**Task prompt:** Set down each record below precisely, skipping the pictures.

--*--

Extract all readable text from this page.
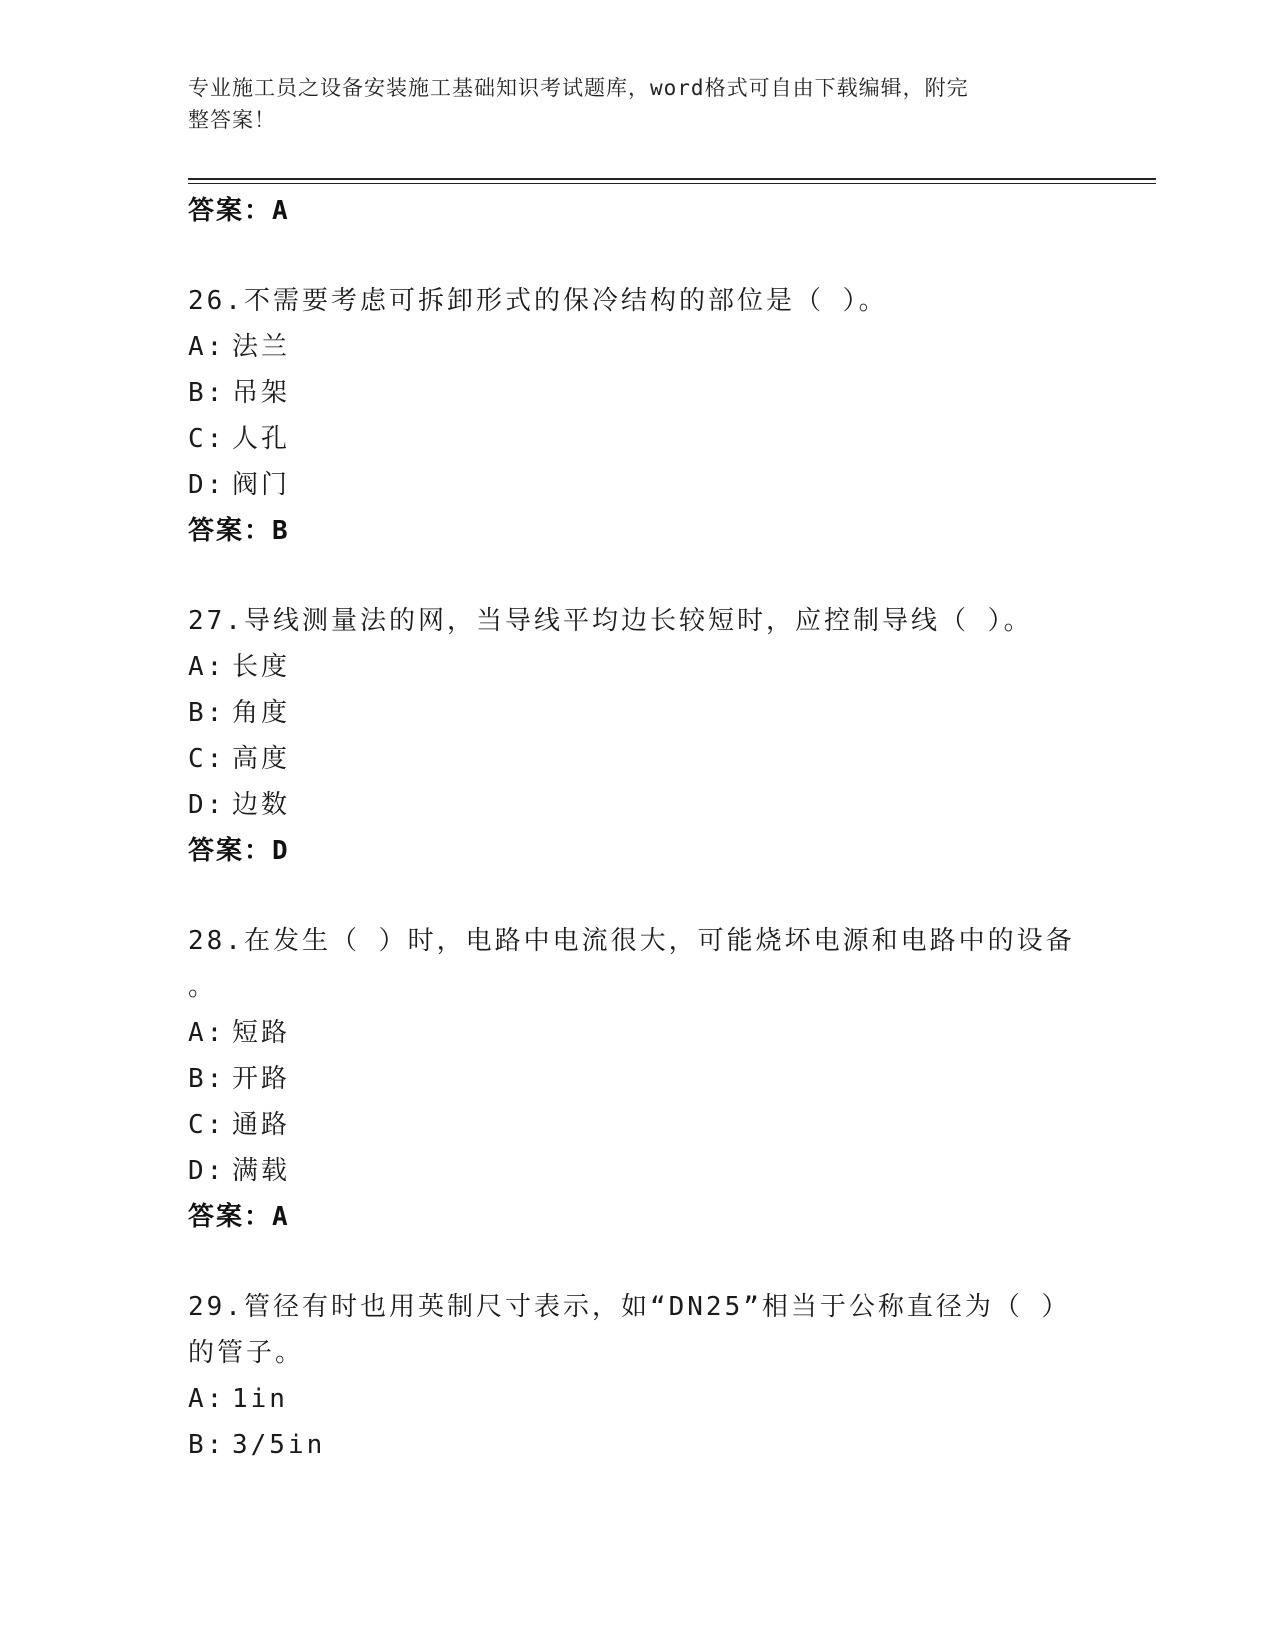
专业施工员之设备安装施工基础知识考试题库，word格式可自由下载编辑，附完
整答案！
答案：A
26.不需要考虑可拆卸形式的保冷结构的部位是（ ）。
A: 法兰
B: 吊架
C: 人孔
D: 阀门
答案：B
27.导线测量法的网，当导线平均边长较短时，应控制导线（ ）。
A: 长度
B: 角度
C: 高度
D: 边数
答案：D
28.在发生（ ）时，电路中电流很大，可能烧坏电源和电路中的设备
。
A: 短路
B: 开路
C: 通路
D: 满载
答案：A
29.管径有时也用英制尺寸表示，如“DN25”相当于公称直径为（ ）
的管子。
A: 1in
B: 3/5in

--*--

**Result below:**
Extract all readable text from this page.
专业施工员之设备安装施工基础知识考试题库，word格式可自由下载编辑，附完
整答案！
答案：A
26.不需要考虑可拆卸形式的保冷结构的部位是（ ）。
A: 法兰
B: 吊架
C: 人孔
D: 阀门
答案：B
27.导线测量法的网，当导线平均边长较短时，应控制导线（ ）。
A: 长度
B: 角度
C: 高度
D: 边数
答案：D
28.在发生（ ）时，电路中电流很大，可能烧坏电源和电路中的设备
。
A: 短路
B: 开路
C: 通路
D: 满载
答案：A
29.管径有时也用英制尺寸表示，如“DN25”相当于公称直径为（ ）
的管子。
A: 1in
B: 3/5in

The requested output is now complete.